- [The problem]
The records below must be copied in full; omit the images.

- [Data in this exercise]

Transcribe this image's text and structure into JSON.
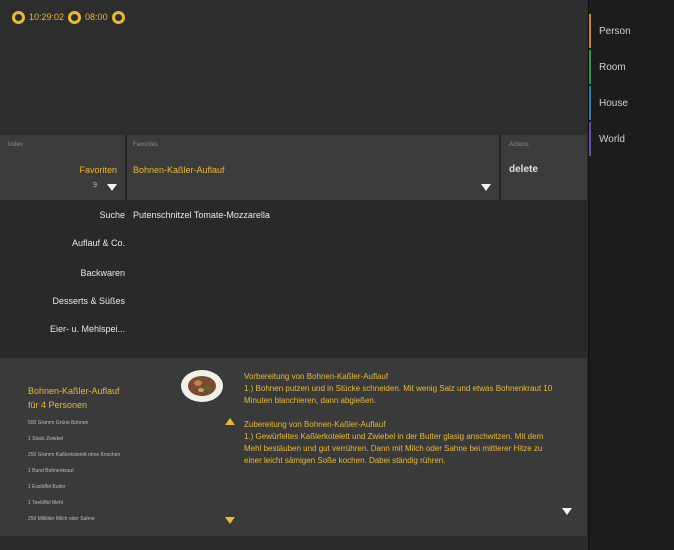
{
  "status": {
    "time1": "10:29:02",
    "time2": "08:00"
  },
  "nav": {
    "items": [
      {
        "label": "Person",
        "color": "#c8862a"
      },
      {
        "label": "Room",
        "color": "#3a8f5a"
      },
      {
        "label": "House",
        "color": "#2f7ea0"
      },
      {
        "label": "World",
        "color": "#6a4fa0"
      }
    ]
  },
  "filter": {
    "col1_label": "Index",
    "col1_value": "Favoriten",
    "col1_sub": "9",
    "col2_label": "Favorites",
    "col2_value": "Bohnen-Kaßler-Auflauf",
    "col3_label": "Actions",
    "col3_value": "delete"
  },
  "categories": [
    "Suche",
    "Auflauf & Co.",
    "Backwaren",
    "Desserts & Süßes",
    "Eier- u. Mehlspei..."
  ],
  "favorites": [
    "Putenschnitzel Tomate-Mozzarella"
  ],
  "recipe": {
    "title": "Bohnen-Kaßler-Auflauf",
    "servings": "für 4 Personen",
    "ingredients": [
      "500 Gramm Grüne Bohnen",
      "1 Stück Zwiebel",
      "250 Gramm Kaßlerkotelett ohne Knochen",
      "1 Bund Bohnenkraut",
      "1 Esslöffel Butter",
      "1 Teelöffel Mehl",
      "250 Milliliter Milch oder Sahne"
    ],
    "prep1_title": "Vorbereitung von Bohnen-Kaßler-Auflauf",
    "prep1_text": "1.) Bohnen putzen und in Stücke schneiden. Mit wenig Salz und etwas Bohnenkraut 10 Minuten blanchieren, dann abgießen.",
    "prep2_title": "Zubereitung von Bohnen-Kaßler-Auflauf",
    "prep2_text": "1.) Gewürfeltes Kaßlerkotelett und Zwiebel in der Butter glasig anschwitzen. Mit dem Mehl bestäuben und gut verrühren. Dann mit Milch oder Sahne bei mittlerer Hitze zu einer leicht sämigen Soße kochen. Dabei ständig rühren."
  }
}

- [Exercise solution]
Transcribe this image's text and structure into JSON.
{
  "status": {
    "time1": "10:29:02",
    "time2": "08:00"
  },
  "nav": {
    "items": [
      {
        "label": "Person",
        "color": "#c8862a"
      },
      {
        "label": "Room",
        "color": "#3a8f5a"
      },
      {
        "label": "House",
        "color": "#2f7ea0"
      },
      {
        "label": "World",
        "color": "#6a4fa0"
      }
    ]
  },
  "filter": {
    "col1_label": "Index",
    "col1_value": "Favoriten",
    "col1_sub": "9",
    "col2_label": "Favorites",
    "col2_value": "Bohnen-Kaßler-Auflauf",
    "col3_label": "Actions",
    "col3_value": "delete"
  },
  "categories": [
    "Suche",
    "Auflauf & Co.",
    "Backwaren",
    "Desserts & Süßes",
    "Eier- u. Mehlspei..."
  ],
  "favorites": [
    "Putenschnitzel Tomate-Mozzarella"
  ],
  "recipe": {
    "title": "Bohnen-Kaßler-Auflauf",
    "servings": "für 4 Personen",
    "ingredients": [
      "500 Gramm Grüne Bohnen",
      "1 Stück Zwiebel",
      "250 Gramm Kaßlerkotelett ohne Knochen",
      "1 Bund Bohnenkraut",
      "1 Esslöffel Butter",
      "1 Teelöffel Mehl",
      "250 Milliliter Milch oder Sahne"
    ],
    "prep1_title": "Vorbereitung von Bohnen-Kaßler-Auflauf",
    "prep1_text": "1.) Bohnen putzen und in Stücke schneiden. Mit wenig Salz und etwas Bohnenkraut 10 Minuten blanchieren, dann abgießen.",
    "prep2_title": "Zubereitung von Bohnen-Kaßler-Auflauf",
    "prep2_text": "1.) Gewürfeltes Kaßlerkotelett und Zwiebel in der Butter glasig anschwitzen. Mit dem Mehl bestäuben und gut verrühren. Dann mit Milch oder Sahne bei mittlerer Hitze zu einer leicht sämigen Soße kochen. Dabei ständig rühren."
  }
}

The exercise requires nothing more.